Stated problem: Report how many lines of the following entries include the string "Excl"; respond with the number alone.
--------------------------------
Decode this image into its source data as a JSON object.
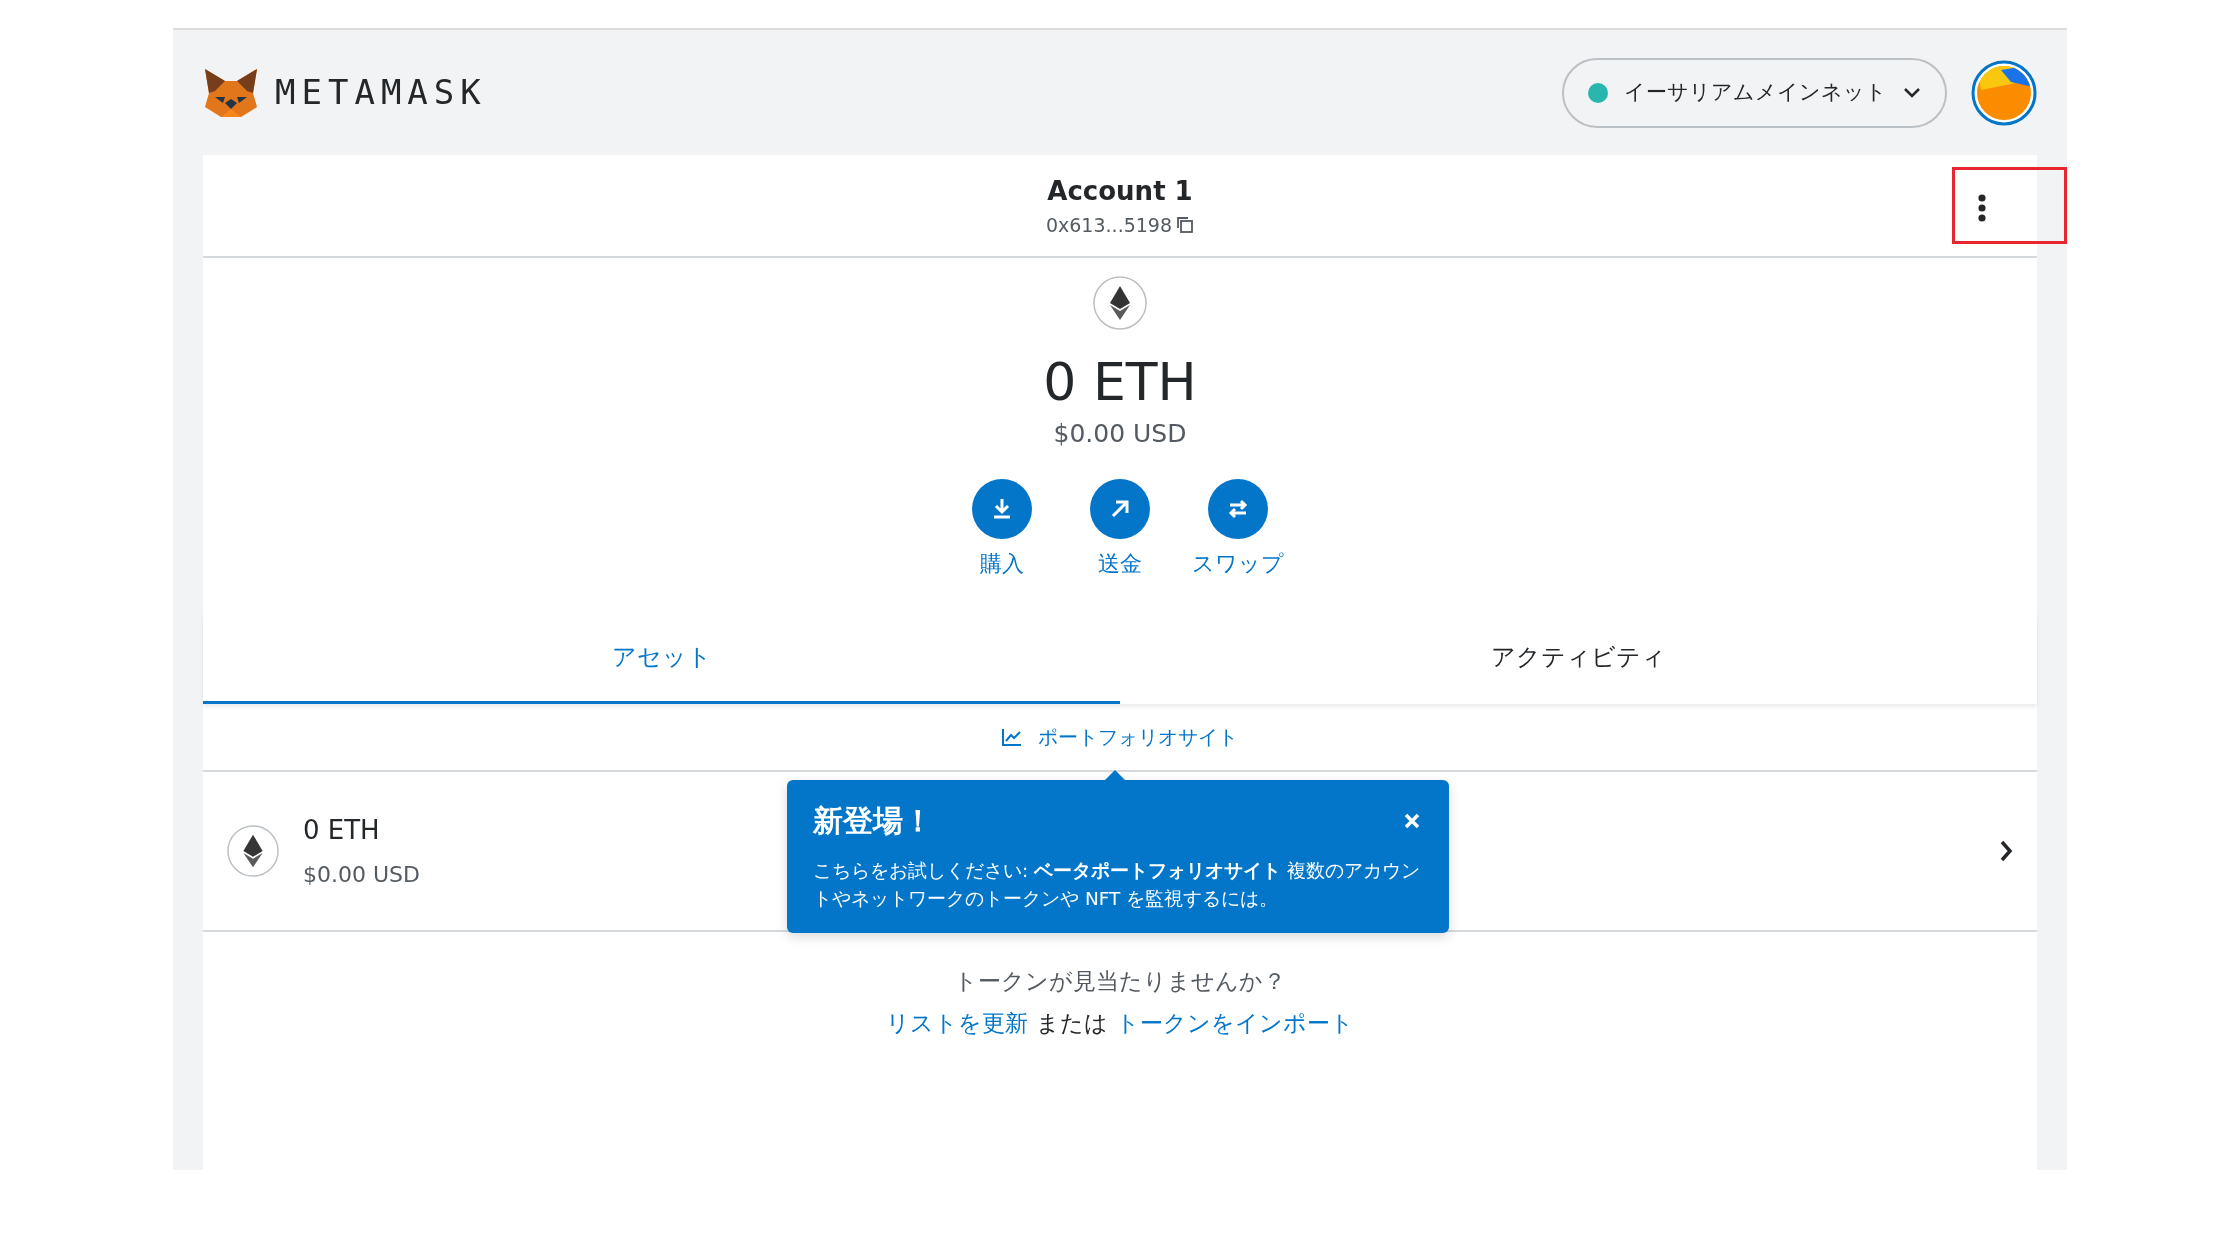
{
  "header": {
    "logo_text": "METAMASK",
    "network": "イーサリアムメインネット"
  },
  "account": {
    "name": "Account 1",
    "address": "0x613...5198",
    "menu_highlighted": true
  },
  "balance": {
    "amount": "0 ETH",
    "fiat": "$0.00 USD"
  },
  "actions": [
    {
      "kind": "buy",
      "label": "購入"
    },
    {
      "kind": "send",
      "label": "送金"
    },
    {
      "kind": "swap",
      "label": "スワップ"
    }
  ],
  "tabs": [
    {
      "label": "アセット",
      "selected": true
    },
    {
      "label": "アクティビティ",
      "selected": false
    }
  ],
  "portfolio_link": "ポートフォリオサイト",
  "assets": [
    {
      "amount": "0 ETH",
      "fiat": "$0.00 USD"
    }
  ],
  "popover": {
    "title": "新登場！",
    "body": "こちらをお試しください: **ベータポートフォリオサイト** 複数のアカウントやネットワークのトークンや NFT を監視するには。"
  },
  "footer": {
    "question": "トークンが見当たりませんか？",
    "refresh_link": "リストを更新",
    "or": "または",
    "import_link": "トークンをインポート"
  }
}
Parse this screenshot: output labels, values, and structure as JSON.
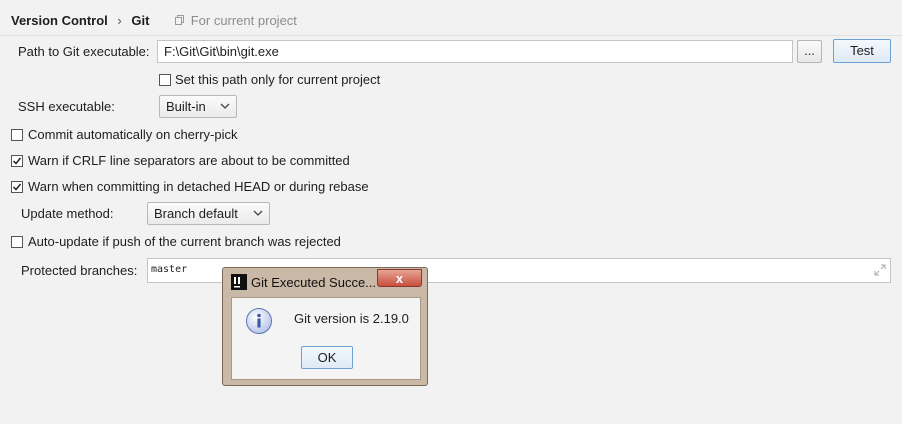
{
  "breadcrumb": {
    "section": "Version Control",
    "separator": "›",
    "page": "Git",
    "scope_note": "For current project"
  },
  "git_path": {
    "label": "Path to Git executable:",
    "value": "F:\\Git\\Git\\bin\\git.exe",
    "browse_label": "...",
    "test_label": "Test"
  },
  "path_only_project": {
    "label": "Set this path only for current project",
    "checked": false
  },
  "ssh": {
    "label": "SSH executable:",
    "value": "Built-in"
  },
  "options": {
    "cherry_pick": {
      "label": "Commit automatically on cherry-pick",
      "checked": false
    },
    "crlf": {
      "label": "Warn if CRLF line separators are about to be committed",
      "checked": true
    },
    "detached": {
      "label": "Warn when committing in detached HEAD or during rebase",
      "checked": true
    }
  },
  "update_method": {
    "label": "Update method:",
    "value": "Branch default"
  },
  "auto_update": {
    "label": "Auto-update if push of the current branch was rejected",
    "checked": false
  },
  "protected_branches": {
    "label": "Protected branches:",
    "value": "master"
  },
  "dialog": {
    "title": "Git Executed Succe...",
    "close": "x",
    "message": "Git version is 2.19.0",
    "ok_label": "OK"
  },
  "colors": {
    "default_button_border": "#6aa2d8",
    "dialog_frame": "#c9b9a6",
    "close_button": "#c8503d",
    "info_icon": "#4a6fc4"
  }
}
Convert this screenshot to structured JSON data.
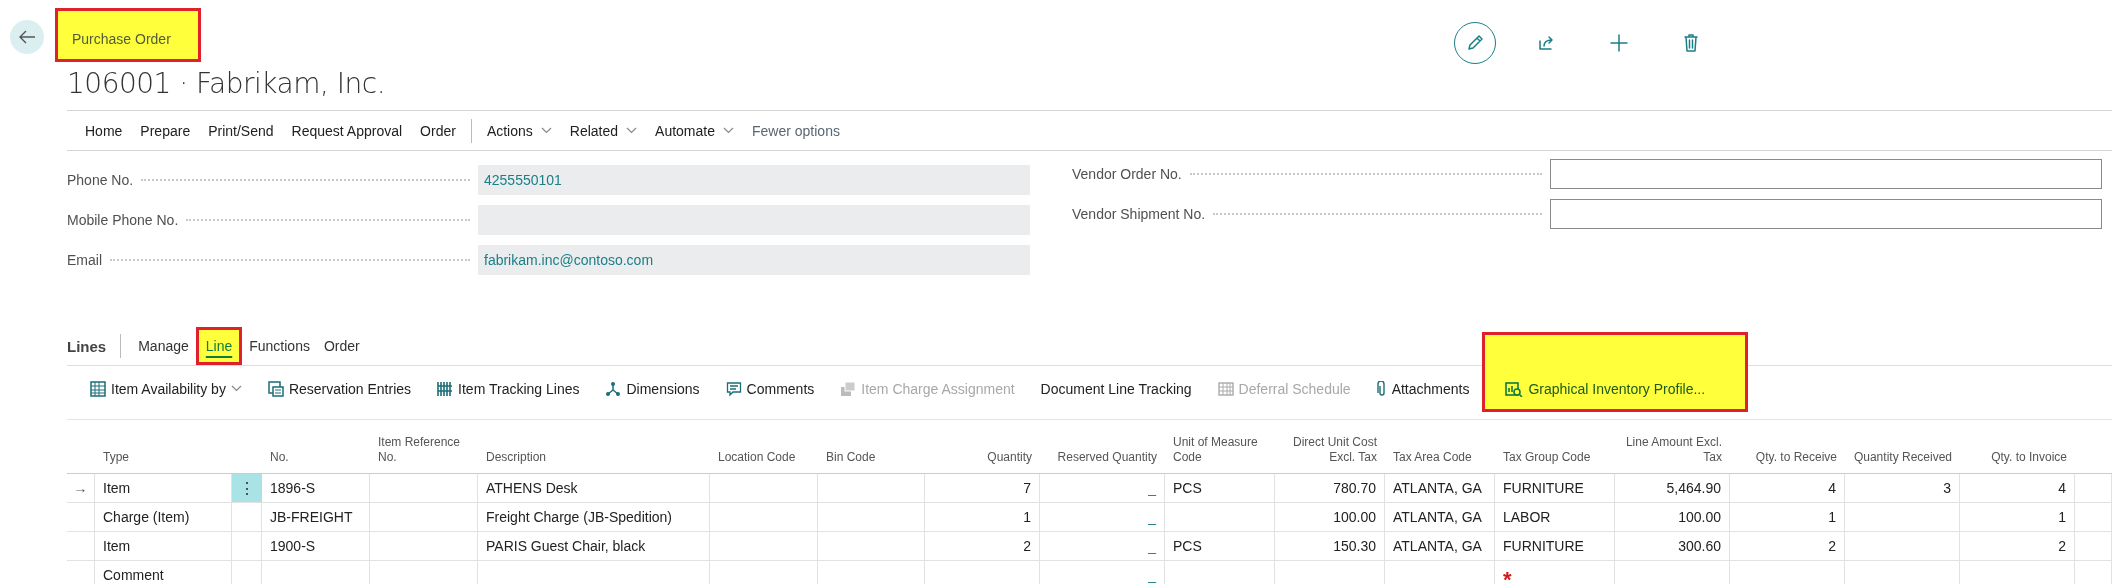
{
  "header": {
    "breadcrumb": "Purchase Order",
    "breadcrumb_highlighted": true,
    "title": "106001 · Fabrikam, Inc."
  },
  "action_bar": [
    {
      "label": "Home",
      "kind": "tab"
    },
    {
      "label": "Prepare",
      "kind": "tab"
    },
    {
      "label": "Print/Send",
      "kind": "tab"
    },
    {
      "label": "Request Approval",
      "kind": "tab"
    },
    {
      "label": "Order",
      "kind": "tab"
    },
    {
      "label": "Actions",
      "kind": "menu"
    },
    {
      "label": "Related",
      "kind": "menu"
    },
    {
      "label": "Automate",
      "kind": "menu"
    },
    {
      "label": "Fewer options",
      "kind": "link"
    }
  ],
  "form": {
    "left": [
      {
        "label": "Phone No.",
        "value": "4255550101",
        "editable": false
      },
      {
        "label": "Mobile Phone No.",
        "editable": false
      },
      {
        "label": "Email",
        "value": "fabrikam.inc@contoso.com",
        "editable": false
      }
    ],
    "right": [
      {
        "label": "Vendor Order No.",
        "editable": true
      },
      {
        "label": "Vendor Shipment No.",
        "editable": true
      }
    ]
  },
  "lines": {
    "title": "Lines",
    "tabs": [
      {
        "label": "Manage",
        "selected": false,
        "highlighted": false
      },
      {
        "label": "Line",
        "selected": true,
        "highlighted": true
      },
      {
        "label": "Functions",
        "selected": false,
        "highlighted": false
      },
      {
        "label": "Order",
        "selected": false,
        "highlighted": false
      }
    ],
    "actions": [
      {
        "label": "Item Availability by",
        "dropdown": true,
        "disabled": false,
        "highlighted": false
      },
      {
        "label": "Reservation Entries",
        "dropdown": false,
        "disabled": false,
        "highlighted": false
      },
      {
        "label": "Item Tracking Lines",
        "dropdown": false,
        "disabled": false,
        "highlighted": false
      },
      {
        "label": "Dimensions",
        "dropdown": false,
        "disabled": false,
        "highlighted": false
      },
      {
        "label": "Comments",
        "dropdown": false,
        "disabled": false,
        "highlighted": false
      },
      {
        "label": "Item Charge Assignment",
        "dropdown": false,
        "disabled": true,
        "highlighted": false
      },
      {
        "label": "Document Line Tracking",
        "dropdown": false,
        "disabled": false,
        "highlighted": false
      },
      {
        "label": "Deferral Schedule",
        "dropdown": false,
        "disabled": true,
        "highlighted": false
      },
      {
        "label": "Attachments",
        "dropdown": false,
        "disabled": false,
        "highlighted": false
      },
      {
        "label": "Graphical Inventory Profile...",
        "dropdown": false,
        "disabled": false,
        "highlighted": true
      }
    ],
    "table": {
      "columns": [
        {
          "label": "Type",
          "kind": "text"
        },
        {
          "label": "No.",
          "kind": "text"
        },
        {
          "label": "Item Reference No.",
          "kind": "text"
        },
        {
          "label": "Description",
          "kind": "text"
        },
        {
          "label": "Location Code",
          "kind": "text"
        },
        {
          "label": "Bin Code",
          "kind": "text"
        },
        {
          "label": "Quantity",
          "kind": "text"
        },
        {
          "label": "Reserved Quantity",
          "kind": "link"
        },
        {
          "label": "Unit of Measure Code",
          "kind": "text"
        },
        {
          "label": "Direct Unit Cost Excl. Tax",
          "kind": "text"
        },
        {
          "label": "Tax Area Code",
          "kind": "text"
        },
        {
          "label": "Tax Group Code",
          "kind": "text"
        },
        {
          "label": "Line Amount Excl. Tax",
          "kind": "text"
        },
        {
          "label": "Qty. to Receive",
          "kind": "text"
        },
        {
          "label": "Quantity Received",
          "kind": "text"
        },
        {
          "label": "Qty. to Invoice",
          "kind": "text"
        }
      ],
      "rows": [
        {
          "indicator": "→",
          "menu": "⋮",
          "cells": [
            "Item",
            "1896-S",
            "",
            "ATHENS Desk",
            "",
            "",
            "7",
            "_",
            "PCS",
            "780.70",
            "ATLANTA, GA",
            "FURNITURE",
            "5,464.90",
            "4",
            "3",
            "4"
          ]
        },
        {
          "cells": [
            "Charge (Item)",
            "JB-FREIGHT",
            "",
            "Freight Charge (JB-Spedition)",
            "",
            "",
            "1",
            "_",
            "",
            "100.00",
            "ATLANTA, GA",
            "LABOR",
            "100.00",
            "1",
            "",
            "1"
          ]
        },
        {
          "cells": [
            "Item",
            "1900-S",
            "",
            "PARIS Guest Chair, black",
            "",
            "",
            "2",
            "_",
            "PCS",
            "150.30",
            "ATLANTA, GA",
            "FURNITURE",
            "300.60",
            "2",
            "",
            "2"
          ]
        },
        {
          "cells": [
            "Comment",
            "",
            "",
            "",
            "",
            "",
            "",
            "_",
            "",
            "",
            "",
            {
              "text": "*",
              "kind": "required"
            },
            "",
            "",
            "",
            ""
          ]
        }
      ]
    }
  }
}
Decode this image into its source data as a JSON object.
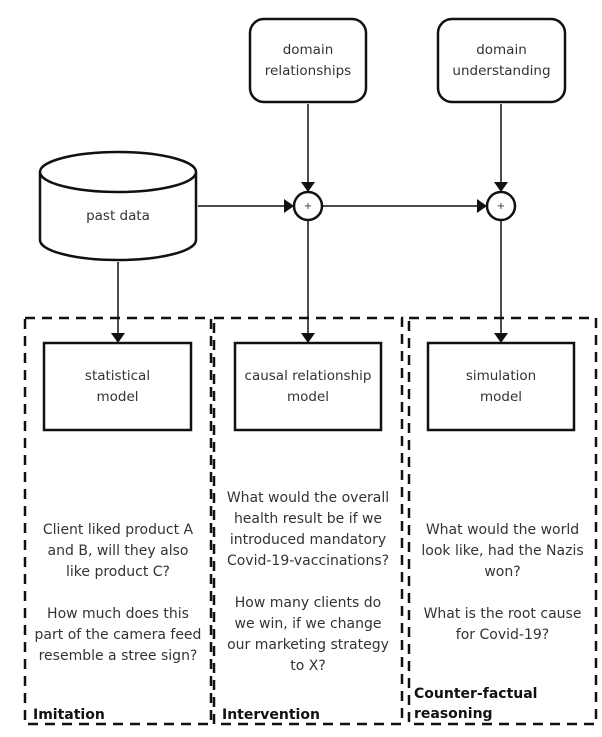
{
  "nodes": {
    "domain_relationships": "domain\nrelationships",
    "domain_understanding": "domain\nunderstanding",
    "past_data": "past data",
    "plus_1": "+",
    "plus_2": "+",
    "statistical_model": "statistical\nmodel",
    "causal_model": "causal relationship\nmodel",
    "simulation_model": "simulation\nmodel"
  },
  "columns": [
    {
      "category": "Imitation",
      "questions": [
        "Client liked product A\nand B, will they also\nlike product C?",
        "How much does this\npart of the camera feed\nresemble a stree sign?"
      ]
    },
    {
      "category": "Intervention",
      "questions": [
        "What would the overall\nhealth result be if we\nintroduced mandatory\nCovid-19-vaccinations?",
        "How many clients do\nwe win, if we change\nour marketing strategy\nto X?"
      ]
    },
    {
      "category": "Counter-factual\nreasoning",
      "questions": [
        "What would the world\nlook like, had the Nazis\nwon?",
        "What is the root cause\nfor Covid-19?"
      ]
    }
  ]
}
--------------------------------
Solution for this exercise: 2